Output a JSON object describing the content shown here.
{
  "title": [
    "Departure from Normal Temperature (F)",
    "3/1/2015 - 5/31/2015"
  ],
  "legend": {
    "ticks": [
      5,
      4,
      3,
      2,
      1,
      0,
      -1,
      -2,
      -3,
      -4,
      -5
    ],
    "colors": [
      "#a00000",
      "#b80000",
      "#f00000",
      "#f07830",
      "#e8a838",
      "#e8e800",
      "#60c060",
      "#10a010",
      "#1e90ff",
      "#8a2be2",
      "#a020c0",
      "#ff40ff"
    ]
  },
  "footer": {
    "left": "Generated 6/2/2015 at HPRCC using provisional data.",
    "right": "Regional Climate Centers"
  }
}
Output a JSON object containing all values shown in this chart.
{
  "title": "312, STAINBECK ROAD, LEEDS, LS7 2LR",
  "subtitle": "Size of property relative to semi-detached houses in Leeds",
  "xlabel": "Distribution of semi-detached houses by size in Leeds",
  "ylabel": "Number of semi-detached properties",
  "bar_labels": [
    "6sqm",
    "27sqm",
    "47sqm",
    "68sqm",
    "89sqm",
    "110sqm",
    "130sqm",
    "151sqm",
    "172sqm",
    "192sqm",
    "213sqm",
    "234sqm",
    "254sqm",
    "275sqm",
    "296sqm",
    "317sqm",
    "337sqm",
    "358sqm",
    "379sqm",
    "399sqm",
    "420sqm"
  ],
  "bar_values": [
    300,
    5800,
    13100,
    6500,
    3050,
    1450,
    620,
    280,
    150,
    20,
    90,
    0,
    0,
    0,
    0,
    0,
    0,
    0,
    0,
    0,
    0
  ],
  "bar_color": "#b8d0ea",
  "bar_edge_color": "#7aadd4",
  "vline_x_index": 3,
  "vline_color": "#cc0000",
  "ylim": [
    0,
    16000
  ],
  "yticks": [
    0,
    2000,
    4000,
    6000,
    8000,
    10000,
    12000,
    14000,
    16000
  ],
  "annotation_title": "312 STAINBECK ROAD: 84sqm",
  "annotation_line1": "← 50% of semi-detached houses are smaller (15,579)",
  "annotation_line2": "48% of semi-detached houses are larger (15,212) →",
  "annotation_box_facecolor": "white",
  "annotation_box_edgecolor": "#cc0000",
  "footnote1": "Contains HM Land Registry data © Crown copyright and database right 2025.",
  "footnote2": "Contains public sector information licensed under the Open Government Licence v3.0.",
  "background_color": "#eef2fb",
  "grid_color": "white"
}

☆ ☆ ☆ ☆ ☆ ☆ ☆

Show all lines from the listing above in which "ROAD" appears.

  "title": "312, STAINBECK ROAD, LEEDS, LS7 2LR",
  "annotation_title": "312 STAINBECK ROAD: 84sqm",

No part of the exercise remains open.